| EXERCISE PROMPT |
Return all lines with the word "сделать" in them.

══════════════════════════════

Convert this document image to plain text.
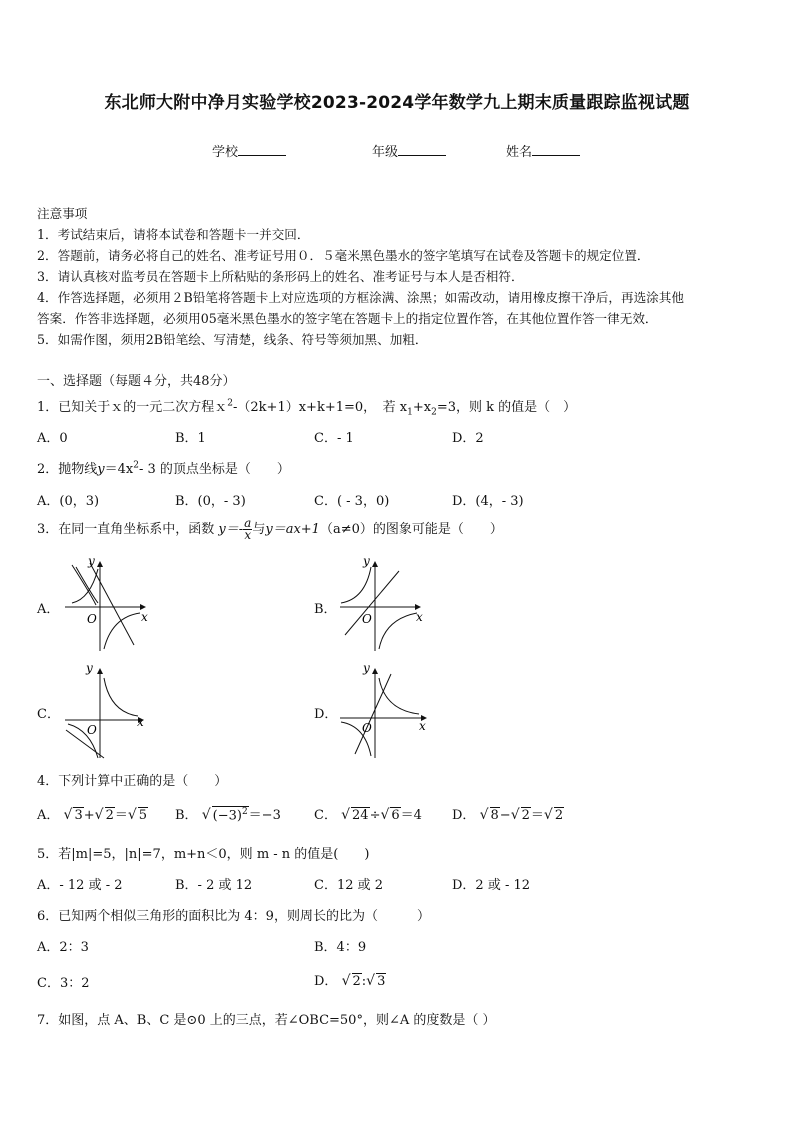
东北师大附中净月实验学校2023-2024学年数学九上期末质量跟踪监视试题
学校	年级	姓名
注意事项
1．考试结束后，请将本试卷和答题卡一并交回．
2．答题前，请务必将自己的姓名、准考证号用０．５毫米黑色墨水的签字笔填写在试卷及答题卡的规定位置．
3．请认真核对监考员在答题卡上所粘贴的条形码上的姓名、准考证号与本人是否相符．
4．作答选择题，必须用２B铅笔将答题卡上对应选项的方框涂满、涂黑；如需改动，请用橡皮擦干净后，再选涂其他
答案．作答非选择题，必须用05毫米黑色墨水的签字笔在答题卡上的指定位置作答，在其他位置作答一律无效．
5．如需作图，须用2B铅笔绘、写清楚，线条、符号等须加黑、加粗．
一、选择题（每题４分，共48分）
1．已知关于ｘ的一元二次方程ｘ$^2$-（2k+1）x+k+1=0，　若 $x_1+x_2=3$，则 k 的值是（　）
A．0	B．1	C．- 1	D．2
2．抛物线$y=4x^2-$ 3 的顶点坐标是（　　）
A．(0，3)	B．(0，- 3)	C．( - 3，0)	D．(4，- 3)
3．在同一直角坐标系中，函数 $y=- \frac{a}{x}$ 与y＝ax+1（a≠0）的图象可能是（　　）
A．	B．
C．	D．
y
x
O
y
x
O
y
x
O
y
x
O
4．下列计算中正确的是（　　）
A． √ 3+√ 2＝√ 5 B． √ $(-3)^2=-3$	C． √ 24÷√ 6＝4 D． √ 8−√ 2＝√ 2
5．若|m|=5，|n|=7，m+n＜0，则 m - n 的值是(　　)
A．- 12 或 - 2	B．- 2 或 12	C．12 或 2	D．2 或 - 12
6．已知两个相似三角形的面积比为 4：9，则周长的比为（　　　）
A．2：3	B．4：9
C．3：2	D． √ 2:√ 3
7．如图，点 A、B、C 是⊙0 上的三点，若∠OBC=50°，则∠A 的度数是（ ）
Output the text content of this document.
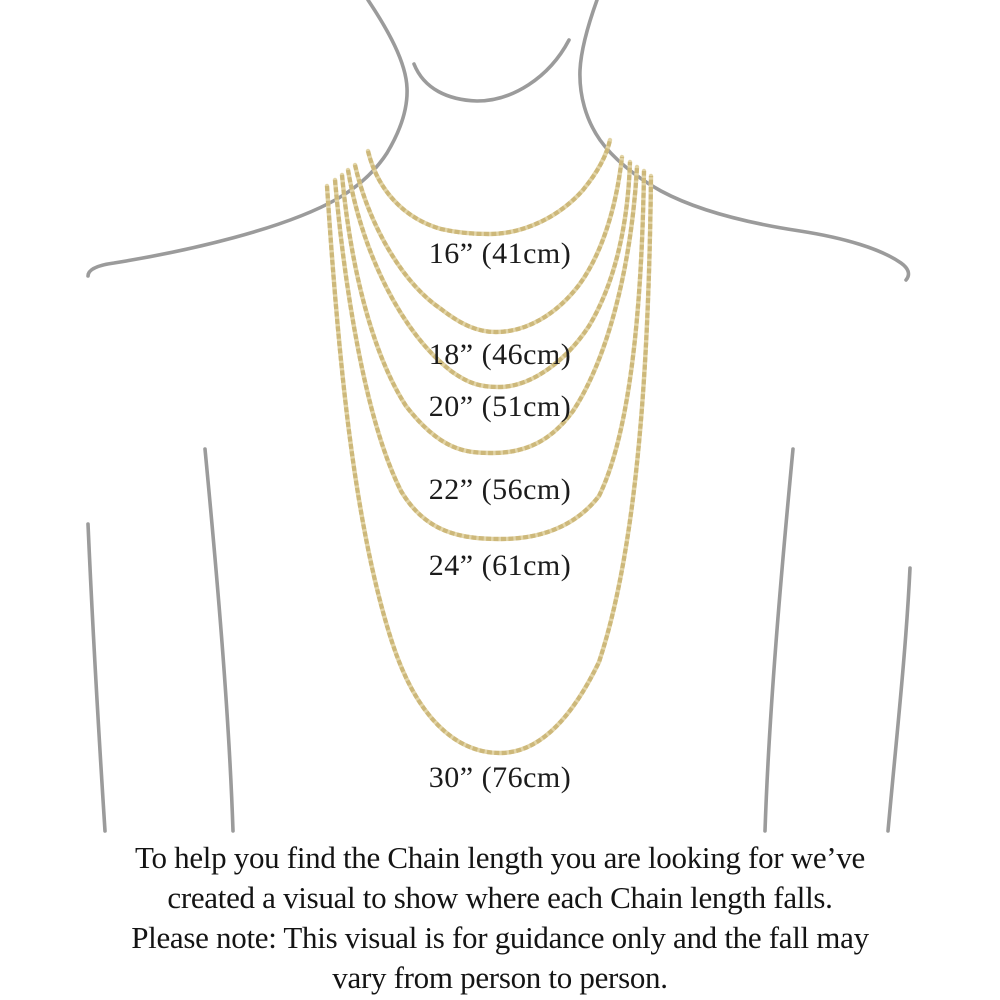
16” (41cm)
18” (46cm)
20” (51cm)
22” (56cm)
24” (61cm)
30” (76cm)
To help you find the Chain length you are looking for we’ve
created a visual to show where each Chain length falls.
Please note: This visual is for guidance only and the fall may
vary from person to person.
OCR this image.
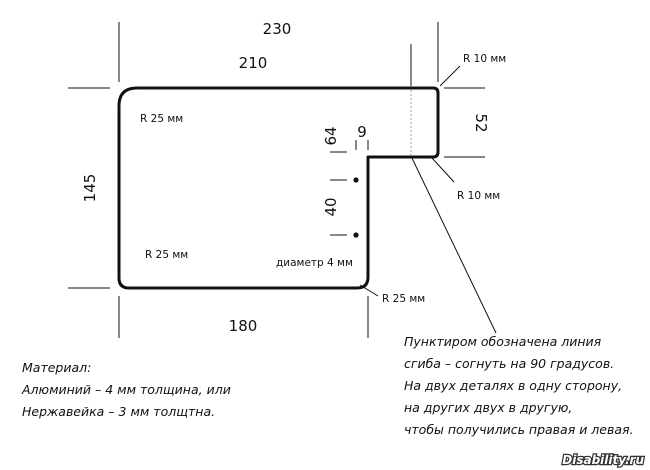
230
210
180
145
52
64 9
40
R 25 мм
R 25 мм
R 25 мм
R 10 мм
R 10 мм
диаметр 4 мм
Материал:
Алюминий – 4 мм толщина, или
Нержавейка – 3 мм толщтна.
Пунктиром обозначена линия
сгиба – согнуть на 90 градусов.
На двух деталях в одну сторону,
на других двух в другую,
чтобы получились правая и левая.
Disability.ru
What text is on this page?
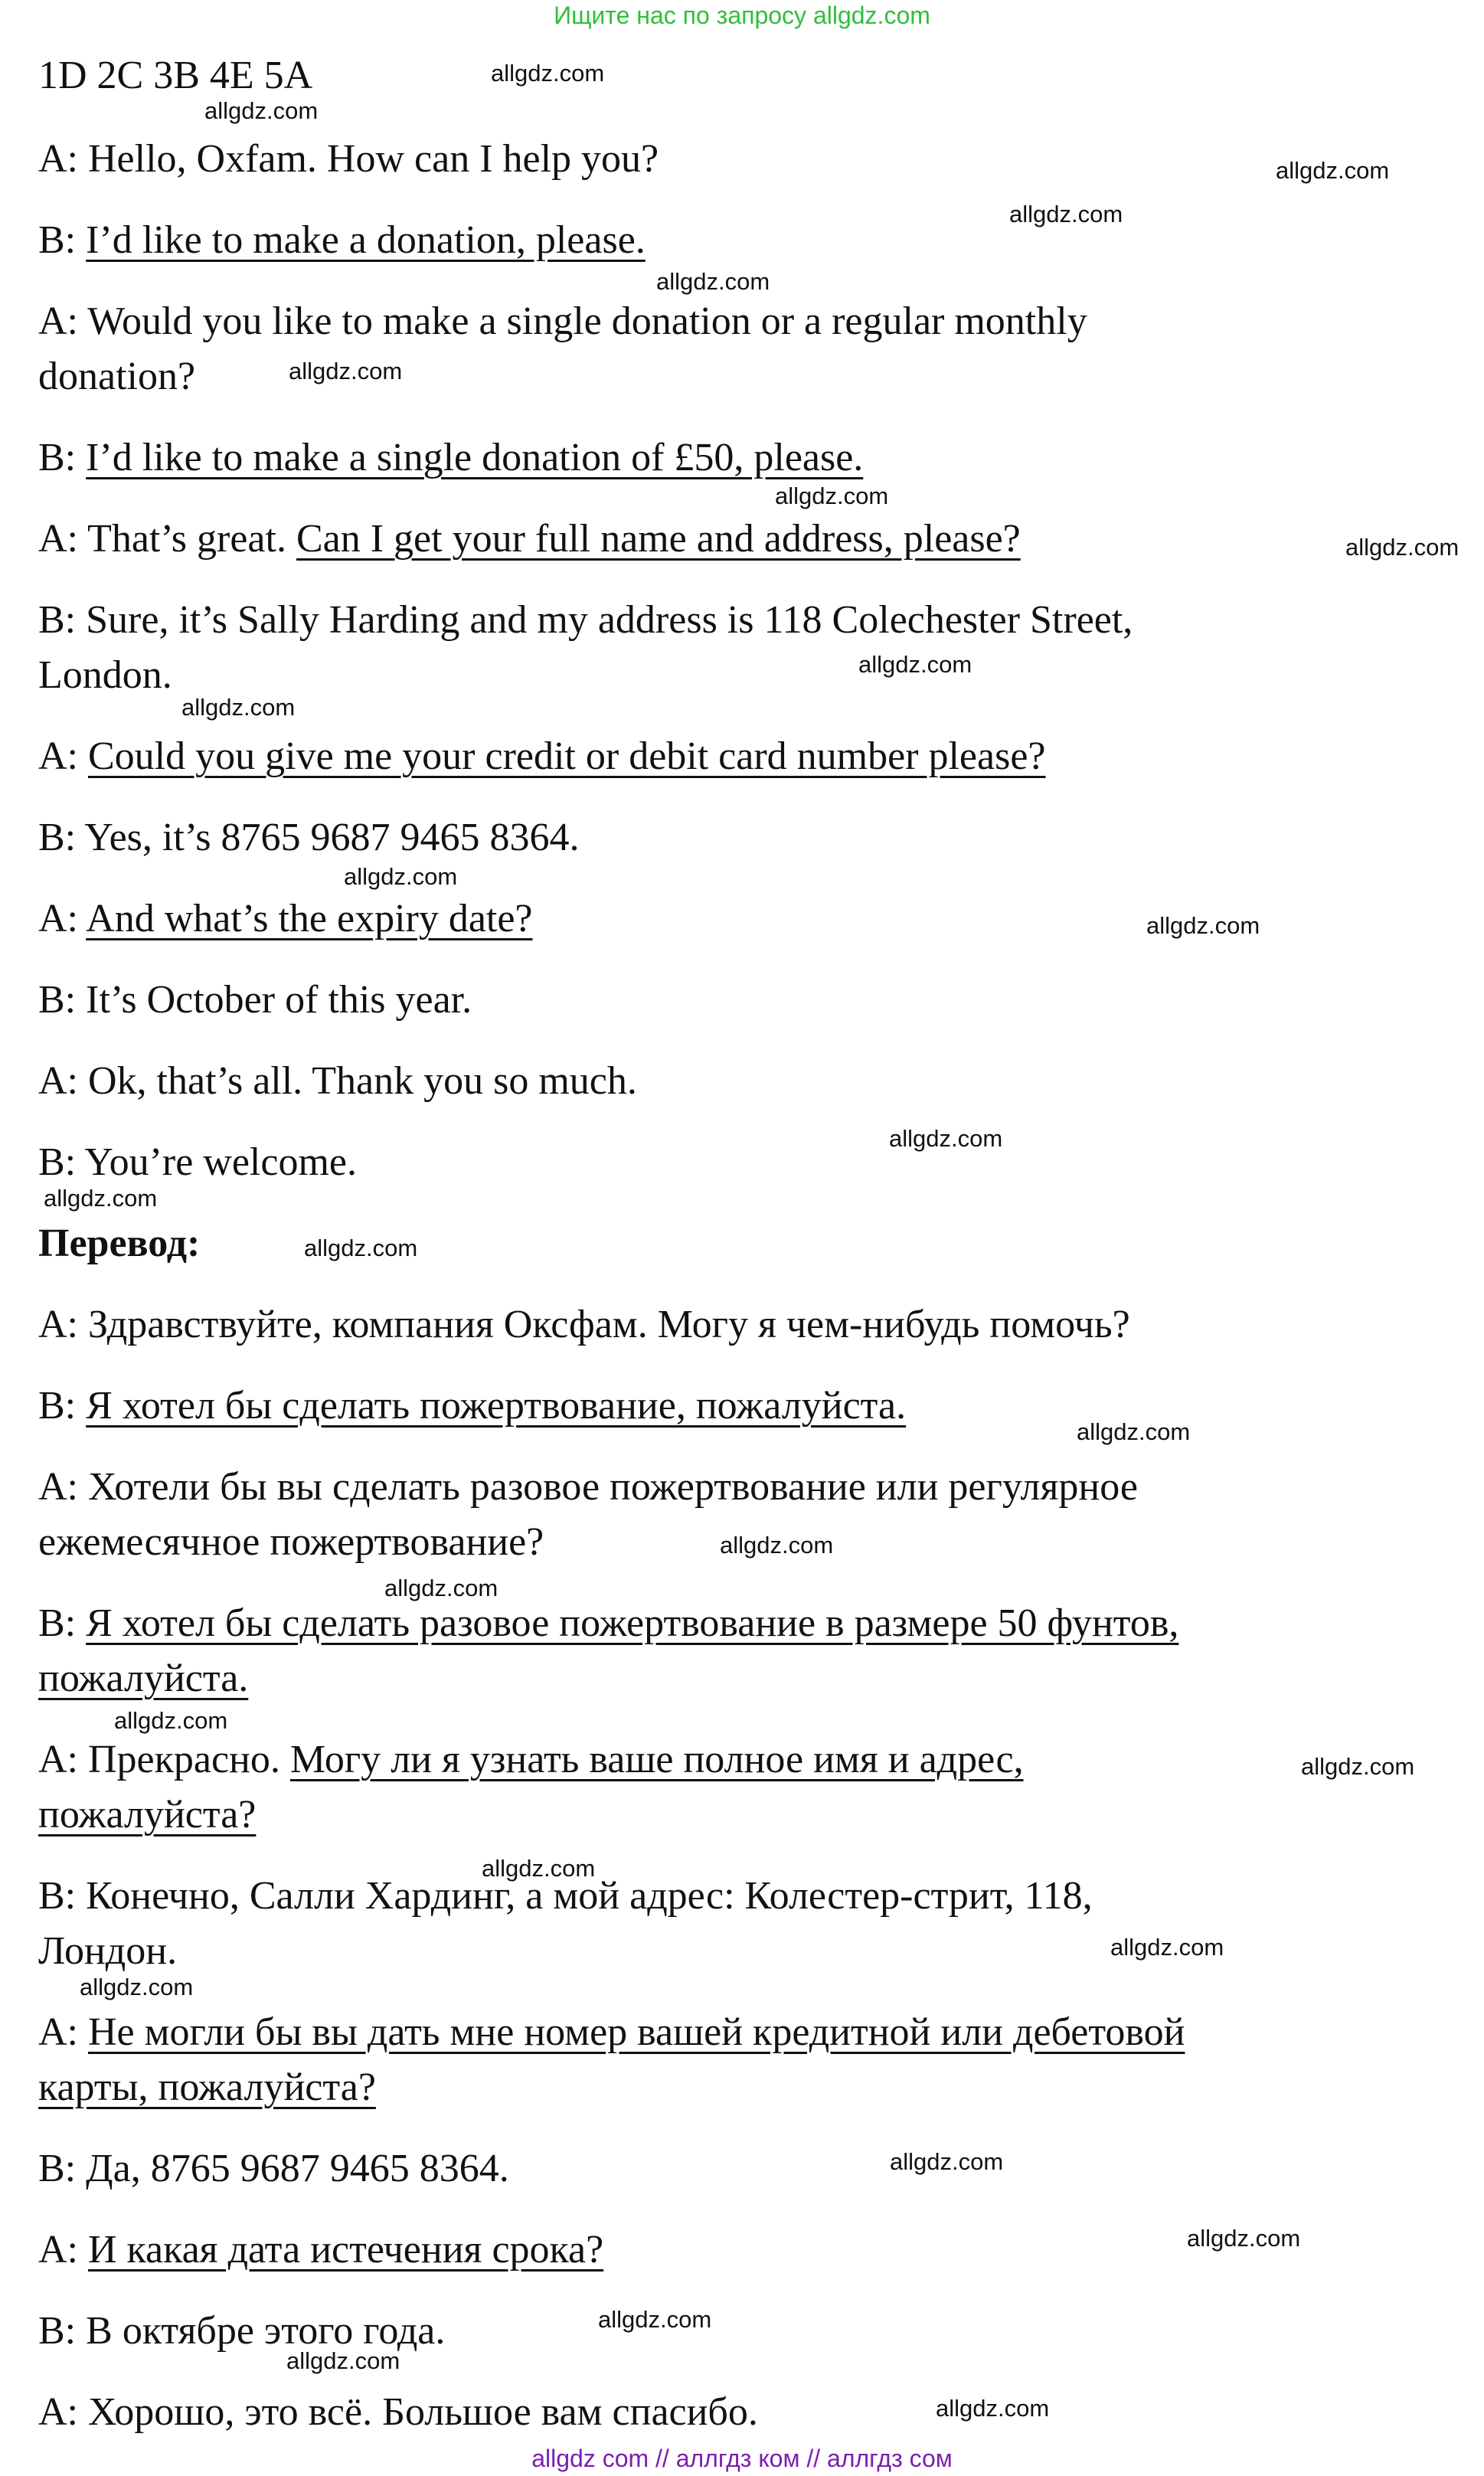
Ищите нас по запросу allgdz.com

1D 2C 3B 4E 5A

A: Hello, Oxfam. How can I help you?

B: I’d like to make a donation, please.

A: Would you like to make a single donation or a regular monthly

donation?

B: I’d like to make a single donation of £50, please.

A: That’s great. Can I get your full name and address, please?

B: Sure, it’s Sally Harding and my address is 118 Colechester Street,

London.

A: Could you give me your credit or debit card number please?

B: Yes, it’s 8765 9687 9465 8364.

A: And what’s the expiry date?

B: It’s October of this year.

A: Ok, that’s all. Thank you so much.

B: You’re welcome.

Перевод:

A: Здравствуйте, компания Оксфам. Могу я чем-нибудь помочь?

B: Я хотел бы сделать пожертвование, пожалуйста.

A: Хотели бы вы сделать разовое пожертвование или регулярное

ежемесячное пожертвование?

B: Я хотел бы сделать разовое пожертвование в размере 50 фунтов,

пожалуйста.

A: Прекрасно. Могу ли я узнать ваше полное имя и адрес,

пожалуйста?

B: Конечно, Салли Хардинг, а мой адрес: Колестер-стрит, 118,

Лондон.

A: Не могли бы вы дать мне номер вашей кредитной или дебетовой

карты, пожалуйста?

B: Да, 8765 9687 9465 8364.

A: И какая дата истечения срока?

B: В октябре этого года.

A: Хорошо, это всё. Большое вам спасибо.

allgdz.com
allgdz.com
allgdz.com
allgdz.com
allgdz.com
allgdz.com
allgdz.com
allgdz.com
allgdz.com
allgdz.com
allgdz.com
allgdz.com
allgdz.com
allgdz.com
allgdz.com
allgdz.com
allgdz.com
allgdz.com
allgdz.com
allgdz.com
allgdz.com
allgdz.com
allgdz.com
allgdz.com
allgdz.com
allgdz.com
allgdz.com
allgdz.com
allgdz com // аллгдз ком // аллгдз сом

══════════════════════════════

| WORKED ANSWER |
B: Я хотел бы сделать пожертвование, пожалуйста.
A: Хотели бы вы сделать разовое пожертвование или регулярное
B: Я хотел бы сделать разовое пожертвование в размере 50 фунтов,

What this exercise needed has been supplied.